▶ [SET TASK]: Retype all the entries word for word, but omit the pictures.

— Start of EXTRACTED DATA —

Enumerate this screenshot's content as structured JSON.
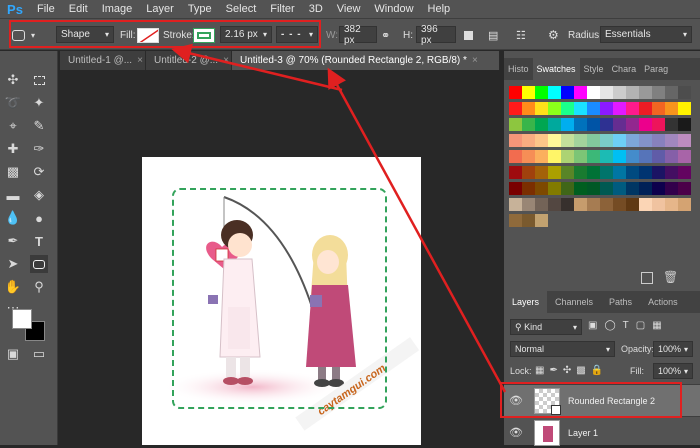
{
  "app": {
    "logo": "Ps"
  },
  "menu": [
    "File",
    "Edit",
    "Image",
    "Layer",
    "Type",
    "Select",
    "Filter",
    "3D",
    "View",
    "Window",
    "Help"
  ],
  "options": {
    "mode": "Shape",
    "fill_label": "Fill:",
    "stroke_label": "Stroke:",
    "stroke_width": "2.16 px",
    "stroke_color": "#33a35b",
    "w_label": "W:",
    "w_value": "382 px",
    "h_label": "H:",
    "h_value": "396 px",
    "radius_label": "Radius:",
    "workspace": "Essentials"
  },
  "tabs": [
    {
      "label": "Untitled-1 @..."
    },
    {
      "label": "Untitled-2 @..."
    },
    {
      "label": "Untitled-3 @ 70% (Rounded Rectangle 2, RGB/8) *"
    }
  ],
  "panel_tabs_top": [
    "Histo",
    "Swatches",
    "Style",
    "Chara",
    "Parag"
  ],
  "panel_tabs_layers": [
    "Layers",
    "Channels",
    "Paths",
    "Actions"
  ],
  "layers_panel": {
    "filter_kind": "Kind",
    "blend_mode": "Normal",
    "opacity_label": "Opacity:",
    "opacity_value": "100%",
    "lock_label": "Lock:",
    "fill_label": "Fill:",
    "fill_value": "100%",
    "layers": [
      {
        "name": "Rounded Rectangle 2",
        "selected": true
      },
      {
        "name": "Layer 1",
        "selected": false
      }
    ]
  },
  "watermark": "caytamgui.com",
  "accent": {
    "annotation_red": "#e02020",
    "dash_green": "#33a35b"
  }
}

— End of EXTRACTED DATA —

▶ [THE RESPONSE]:
Enumerate this screenshot's content as structured JSON.
{
  "app": {
    "logo": "Ps"
  },
  "menu": [
    "File",
    "Edit",
    "Image",
    "Layer",
    "Type",
    "Select",
    "Filter",
    "3D",
    "View",
    "Window",
    "Help"
  ],
  "options": {
    "mode": "Shape",
    "fill_label": "Fill:",
    "stroke_label": "Stroke:",
    "stroke_width": "2.16 px",
    "stroke_color": "#33a35b",
    "w_label": "W:",
    "w_value": "382 px",
    "h_label": "H:",
    "h_value": "396 px",
    "radius_label": "Radius:",
    "workspace": "Essentials"
  },
  "tabs": [
    {
      "label": "Untitled-1 @..."
    },
    {
      "label": "Untitled-2 @..."
    },
    {
      "label": "Untitled-3 @ 70% (Rounded Rectangle 2, RGB/8) *"
    }
  ],
  "panel_tabs_top": [
    "Histo",
    "Swatches",
    "Style",
    "Chara",
    "Parag"
  ],
  "panel_tabs_layers": [
    "Layers",
    "Channels",
    "Paths",
    "Actions"
  ],
  "layers_panel": {
    "filter_kind": "Kind",
    "blend_mode": "Normal",
    "opacity_label": "Opacity:",
    "opacity_value": "100%",
    "lock_label": "Lock:",
    "fill_label": "Fill:",
    "fill_value": "100%",
    "layers": [
      {
        "name": "Rounded Rectangle 2",
        "selected": true
      },
      {
        "name": "Layer 1",
        "selected": false
      }
    ]
  },
  "watermark": "caytamgui.com",
  "accent": {
    "annotation_red": "#e02020",
    "dash_green": "#33a35b"
  }
}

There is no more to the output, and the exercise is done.